§ TESTO DA ANALIZZARE
┌────────
Bodhisattva della compassione dalle mille braccia
Jūichimen Senjū Kannon è una manifestazione composita di Avalokiteśvara — il bodhisattva della grande compassione — che unisce due distinte forme iconografiche: gli Undici volti e le Mille braccia. Ogni volto osserva una diversa sfera dell'esistenza, mentre ogni braccio offre soccorso in modo unico a tutti gli esseri sofferenti.
Questa forma è una delle Sei Kannon venerate nel buddhismo esoterico giapponese e occupa un posto di rilievo nella devozione mahāyāna. I templi di tutto il Giappone la custodiscono, e il culto è associato alla guarigione, alla protezione e alla salvezza degli esseri senzienti. Le ventotto divinità al suo seguito amplificano ulteriormente la portata del suo potere compassionevole.
└────────
§ SUL COMPITO
Prosegui il testo su Kannon dalle mille braccia riprendendo subito dopo la sua ultima frase. Il materiale non ha alcun legame con il testo su Kannon dalle mille braccia.

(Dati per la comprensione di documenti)
┌────────
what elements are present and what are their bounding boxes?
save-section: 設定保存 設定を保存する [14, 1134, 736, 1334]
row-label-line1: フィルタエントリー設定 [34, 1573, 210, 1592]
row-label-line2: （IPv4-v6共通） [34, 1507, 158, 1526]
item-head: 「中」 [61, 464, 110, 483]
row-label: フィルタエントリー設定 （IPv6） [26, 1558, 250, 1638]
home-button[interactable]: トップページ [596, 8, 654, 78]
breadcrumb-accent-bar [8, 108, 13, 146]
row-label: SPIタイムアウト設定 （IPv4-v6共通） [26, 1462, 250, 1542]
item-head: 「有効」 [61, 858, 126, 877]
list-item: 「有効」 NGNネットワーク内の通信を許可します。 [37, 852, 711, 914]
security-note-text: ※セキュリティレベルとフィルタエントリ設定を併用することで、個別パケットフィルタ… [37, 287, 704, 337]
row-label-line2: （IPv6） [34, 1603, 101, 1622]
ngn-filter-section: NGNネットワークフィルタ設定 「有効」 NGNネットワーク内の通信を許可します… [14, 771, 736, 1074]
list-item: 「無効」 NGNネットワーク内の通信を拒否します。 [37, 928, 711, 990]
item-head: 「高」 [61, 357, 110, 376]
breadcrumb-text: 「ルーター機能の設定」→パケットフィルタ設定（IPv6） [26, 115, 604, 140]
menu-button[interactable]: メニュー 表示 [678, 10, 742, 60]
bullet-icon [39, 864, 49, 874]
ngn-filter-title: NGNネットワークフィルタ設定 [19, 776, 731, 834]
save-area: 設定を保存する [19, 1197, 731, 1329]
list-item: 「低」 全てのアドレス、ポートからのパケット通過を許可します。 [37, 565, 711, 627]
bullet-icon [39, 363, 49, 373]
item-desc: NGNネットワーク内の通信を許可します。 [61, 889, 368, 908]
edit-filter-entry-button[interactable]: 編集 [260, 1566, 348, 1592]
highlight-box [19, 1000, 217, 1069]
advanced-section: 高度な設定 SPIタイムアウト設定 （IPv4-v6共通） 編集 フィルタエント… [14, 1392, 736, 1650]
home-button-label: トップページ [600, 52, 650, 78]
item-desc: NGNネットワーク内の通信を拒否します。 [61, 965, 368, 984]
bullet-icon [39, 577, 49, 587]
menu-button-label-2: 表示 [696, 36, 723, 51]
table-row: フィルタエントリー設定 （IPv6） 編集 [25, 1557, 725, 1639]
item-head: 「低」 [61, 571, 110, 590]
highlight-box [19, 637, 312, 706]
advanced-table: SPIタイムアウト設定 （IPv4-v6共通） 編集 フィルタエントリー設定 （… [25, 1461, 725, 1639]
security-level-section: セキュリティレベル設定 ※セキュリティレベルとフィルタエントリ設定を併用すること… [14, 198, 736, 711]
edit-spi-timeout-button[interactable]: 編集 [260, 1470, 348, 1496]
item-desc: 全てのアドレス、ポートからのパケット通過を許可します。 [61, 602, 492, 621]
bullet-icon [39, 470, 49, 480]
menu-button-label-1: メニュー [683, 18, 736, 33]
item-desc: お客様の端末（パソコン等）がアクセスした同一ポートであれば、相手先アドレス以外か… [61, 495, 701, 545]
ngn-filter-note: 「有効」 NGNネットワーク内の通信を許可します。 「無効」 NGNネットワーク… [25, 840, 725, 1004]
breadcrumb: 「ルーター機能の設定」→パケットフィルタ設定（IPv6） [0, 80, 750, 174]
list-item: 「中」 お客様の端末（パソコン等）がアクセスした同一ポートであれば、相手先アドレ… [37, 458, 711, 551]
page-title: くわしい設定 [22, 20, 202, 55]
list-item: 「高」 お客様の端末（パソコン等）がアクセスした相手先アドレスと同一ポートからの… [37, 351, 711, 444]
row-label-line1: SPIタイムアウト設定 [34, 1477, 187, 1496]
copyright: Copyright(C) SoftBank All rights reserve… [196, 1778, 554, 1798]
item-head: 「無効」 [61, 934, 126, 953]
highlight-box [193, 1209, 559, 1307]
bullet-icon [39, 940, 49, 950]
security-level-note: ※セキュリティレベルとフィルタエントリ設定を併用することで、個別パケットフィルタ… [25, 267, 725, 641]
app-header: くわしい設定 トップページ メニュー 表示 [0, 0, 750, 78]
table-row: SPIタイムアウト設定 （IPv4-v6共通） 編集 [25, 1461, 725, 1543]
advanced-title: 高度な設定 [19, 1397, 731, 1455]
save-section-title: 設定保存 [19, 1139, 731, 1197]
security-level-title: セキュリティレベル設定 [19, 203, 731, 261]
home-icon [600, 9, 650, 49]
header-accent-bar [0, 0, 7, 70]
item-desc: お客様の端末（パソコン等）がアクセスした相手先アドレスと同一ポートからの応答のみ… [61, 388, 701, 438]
└────────
§ RISPOSTA QUI SOTTO
Nell'iconografia, questa divinità è spesso raffigurata con un fiore di loto in piena fioritura e un gioiello esaudisci-desideri. Il nome sanscrito Sahasrabhuja, che significa "colui che possiede mille mani", è anche un epiteto di divinità induiste come Visnù e Shiva, a testimonianza delle profonde radici interculturali di questa figura.